== Goal ==
Determine how many lines contain the string "panel". Respond with that number and nothing more.
═══ Data records ═══
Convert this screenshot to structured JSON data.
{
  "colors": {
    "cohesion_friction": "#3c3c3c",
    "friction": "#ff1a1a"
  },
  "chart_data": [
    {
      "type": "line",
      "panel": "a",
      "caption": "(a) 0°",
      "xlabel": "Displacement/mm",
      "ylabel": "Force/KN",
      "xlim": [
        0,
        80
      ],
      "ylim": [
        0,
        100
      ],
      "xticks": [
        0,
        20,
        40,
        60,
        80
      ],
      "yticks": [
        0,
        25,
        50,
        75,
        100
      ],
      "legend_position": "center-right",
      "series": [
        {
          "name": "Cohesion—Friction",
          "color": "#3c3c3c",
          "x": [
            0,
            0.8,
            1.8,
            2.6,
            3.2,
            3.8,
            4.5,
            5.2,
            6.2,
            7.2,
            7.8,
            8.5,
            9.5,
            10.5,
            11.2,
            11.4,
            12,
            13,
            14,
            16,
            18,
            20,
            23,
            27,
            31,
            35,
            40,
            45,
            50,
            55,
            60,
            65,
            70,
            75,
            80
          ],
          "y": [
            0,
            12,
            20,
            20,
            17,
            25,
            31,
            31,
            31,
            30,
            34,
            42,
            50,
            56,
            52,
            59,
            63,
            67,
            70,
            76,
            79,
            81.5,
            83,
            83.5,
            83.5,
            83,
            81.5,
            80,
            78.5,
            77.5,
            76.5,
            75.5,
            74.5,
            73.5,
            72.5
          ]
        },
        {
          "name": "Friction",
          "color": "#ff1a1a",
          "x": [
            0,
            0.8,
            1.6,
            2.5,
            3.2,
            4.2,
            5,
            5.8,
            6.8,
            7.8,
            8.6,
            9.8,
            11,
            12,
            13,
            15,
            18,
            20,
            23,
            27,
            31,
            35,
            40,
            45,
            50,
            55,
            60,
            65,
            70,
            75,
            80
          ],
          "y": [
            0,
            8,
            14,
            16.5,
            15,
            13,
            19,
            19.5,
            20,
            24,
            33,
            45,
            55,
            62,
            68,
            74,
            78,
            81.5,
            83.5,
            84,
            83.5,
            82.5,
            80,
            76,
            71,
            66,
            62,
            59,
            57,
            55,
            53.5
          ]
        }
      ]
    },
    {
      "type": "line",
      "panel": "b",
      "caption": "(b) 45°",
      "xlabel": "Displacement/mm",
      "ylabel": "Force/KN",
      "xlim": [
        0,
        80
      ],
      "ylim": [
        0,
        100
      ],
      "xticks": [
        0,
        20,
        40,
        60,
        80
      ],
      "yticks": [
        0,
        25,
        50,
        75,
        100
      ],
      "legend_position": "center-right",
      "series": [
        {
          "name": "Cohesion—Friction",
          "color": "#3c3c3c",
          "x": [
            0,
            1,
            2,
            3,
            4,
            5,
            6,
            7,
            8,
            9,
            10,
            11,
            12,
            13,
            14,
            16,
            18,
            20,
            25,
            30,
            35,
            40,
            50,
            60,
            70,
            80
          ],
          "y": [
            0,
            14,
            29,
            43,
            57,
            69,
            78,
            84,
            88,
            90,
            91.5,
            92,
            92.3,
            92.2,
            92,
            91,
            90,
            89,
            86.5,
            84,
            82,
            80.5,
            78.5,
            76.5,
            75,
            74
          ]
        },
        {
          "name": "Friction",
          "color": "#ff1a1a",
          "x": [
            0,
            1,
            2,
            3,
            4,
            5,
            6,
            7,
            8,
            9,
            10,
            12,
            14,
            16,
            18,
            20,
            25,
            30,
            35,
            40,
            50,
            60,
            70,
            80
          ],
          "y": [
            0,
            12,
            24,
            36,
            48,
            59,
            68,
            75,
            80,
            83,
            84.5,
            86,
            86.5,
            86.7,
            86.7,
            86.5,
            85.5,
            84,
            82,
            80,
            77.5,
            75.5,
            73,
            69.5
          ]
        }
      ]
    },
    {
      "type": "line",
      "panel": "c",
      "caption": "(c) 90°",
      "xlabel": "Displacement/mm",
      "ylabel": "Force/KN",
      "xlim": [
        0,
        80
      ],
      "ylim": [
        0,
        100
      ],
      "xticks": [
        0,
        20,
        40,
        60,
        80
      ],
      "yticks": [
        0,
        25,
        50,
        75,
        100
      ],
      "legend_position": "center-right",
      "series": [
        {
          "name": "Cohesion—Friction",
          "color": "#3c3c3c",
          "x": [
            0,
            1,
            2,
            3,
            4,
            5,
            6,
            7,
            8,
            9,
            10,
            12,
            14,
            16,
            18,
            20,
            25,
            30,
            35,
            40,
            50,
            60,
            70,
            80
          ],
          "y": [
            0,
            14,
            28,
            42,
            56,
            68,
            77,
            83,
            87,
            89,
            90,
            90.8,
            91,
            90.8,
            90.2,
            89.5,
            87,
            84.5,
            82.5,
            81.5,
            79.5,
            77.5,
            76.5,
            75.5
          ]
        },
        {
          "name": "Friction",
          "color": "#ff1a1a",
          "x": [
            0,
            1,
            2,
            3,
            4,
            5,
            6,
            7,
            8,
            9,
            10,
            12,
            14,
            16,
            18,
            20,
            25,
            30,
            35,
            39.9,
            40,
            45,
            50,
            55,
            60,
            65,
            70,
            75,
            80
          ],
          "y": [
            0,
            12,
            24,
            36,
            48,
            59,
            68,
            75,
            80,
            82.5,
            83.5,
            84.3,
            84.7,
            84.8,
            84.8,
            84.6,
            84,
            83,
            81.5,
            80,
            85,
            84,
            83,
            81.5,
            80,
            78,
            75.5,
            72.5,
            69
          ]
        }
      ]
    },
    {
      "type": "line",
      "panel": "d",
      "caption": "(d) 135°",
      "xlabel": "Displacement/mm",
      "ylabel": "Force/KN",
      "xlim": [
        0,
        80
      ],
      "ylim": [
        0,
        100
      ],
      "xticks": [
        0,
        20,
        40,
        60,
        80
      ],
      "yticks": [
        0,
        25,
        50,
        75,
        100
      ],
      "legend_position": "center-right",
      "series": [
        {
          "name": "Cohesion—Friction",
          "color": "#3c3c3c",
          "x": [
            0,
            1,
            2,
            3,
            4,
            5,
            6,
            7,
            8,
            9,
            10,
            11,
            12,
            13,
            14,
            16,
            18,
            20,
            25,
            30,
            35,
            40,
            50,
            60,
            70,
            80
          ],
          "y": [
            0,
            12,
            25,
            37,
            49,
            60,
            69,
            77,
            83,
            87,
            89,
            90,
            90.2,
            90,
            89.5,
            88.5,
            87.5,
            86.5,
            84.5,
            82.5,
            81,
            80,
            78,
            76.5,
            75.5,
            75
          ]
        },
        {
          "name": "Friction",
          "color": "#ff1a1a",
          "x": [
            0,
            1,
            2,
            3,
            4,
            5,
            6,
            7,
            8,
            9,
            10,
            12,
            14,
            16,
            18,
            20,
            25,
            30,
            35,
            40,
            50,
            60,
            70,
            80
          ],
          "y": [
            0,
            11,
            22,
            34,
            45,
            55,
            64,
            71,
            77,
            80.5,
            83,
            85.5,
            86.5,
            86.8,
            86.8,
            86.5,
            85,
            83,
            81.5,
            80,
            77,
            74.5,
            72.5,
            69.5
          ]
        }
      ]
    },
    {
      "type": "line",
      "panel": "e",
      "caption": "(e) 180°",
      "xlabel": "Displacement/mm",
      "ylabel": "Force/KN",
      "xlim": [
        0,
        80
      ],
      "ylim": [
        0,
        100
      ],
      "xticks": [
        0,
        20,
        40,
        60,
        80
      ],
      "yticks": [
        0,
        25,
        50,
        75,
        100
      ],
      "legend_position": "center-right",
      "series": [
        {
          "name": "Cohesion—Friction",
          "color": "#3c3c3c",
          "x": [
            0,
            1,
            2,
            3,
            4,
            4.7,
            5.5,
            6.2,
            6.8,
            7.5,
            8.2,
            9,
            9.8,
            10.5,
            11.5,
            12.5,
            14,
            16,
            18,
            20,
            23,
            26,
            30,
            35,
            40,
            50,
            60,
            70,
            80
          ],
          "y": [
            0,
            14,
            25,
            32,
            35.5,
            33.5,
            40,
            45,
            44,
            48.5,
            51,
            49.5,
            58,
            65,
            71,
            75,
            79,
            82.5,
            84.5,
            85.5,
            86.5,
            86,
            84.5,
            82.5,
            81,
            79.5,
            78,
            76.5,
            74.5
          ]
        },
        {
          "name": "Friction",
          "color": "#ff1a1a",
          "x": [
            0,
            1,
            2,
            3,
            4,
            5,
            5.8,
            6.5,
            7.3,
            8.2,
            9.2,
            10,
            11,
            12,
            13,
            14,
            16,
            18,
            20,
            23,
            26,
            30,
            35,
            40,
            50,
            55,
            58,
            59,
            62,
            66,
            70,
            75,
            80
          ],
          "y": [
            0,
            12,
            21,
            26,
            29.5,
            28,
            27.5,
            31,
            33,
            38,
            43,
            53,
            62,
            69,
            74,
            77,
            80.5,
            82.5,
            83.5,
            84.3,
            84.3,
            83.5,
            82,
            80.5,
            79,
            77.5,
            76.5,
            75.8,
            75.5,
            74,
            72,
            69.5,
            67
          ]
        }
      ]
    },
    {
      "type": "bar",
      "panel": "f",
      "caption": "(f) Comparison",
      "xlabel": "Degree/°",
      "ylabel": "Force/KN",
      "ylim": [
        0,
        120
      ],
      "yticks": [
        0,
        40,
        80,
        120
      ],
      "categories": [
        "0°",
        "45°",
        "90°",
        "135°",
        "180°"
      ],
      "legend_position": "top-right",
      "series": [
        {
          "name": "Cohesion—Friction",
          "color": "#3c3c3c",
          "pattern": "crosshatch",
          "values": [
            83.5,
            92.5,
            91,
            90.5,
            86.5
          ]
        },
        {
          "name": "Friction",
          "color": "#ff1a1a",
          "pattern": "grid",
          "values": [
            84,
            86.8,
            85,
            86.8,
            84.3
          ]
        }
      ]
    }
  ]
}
═══
== Written solution ==
6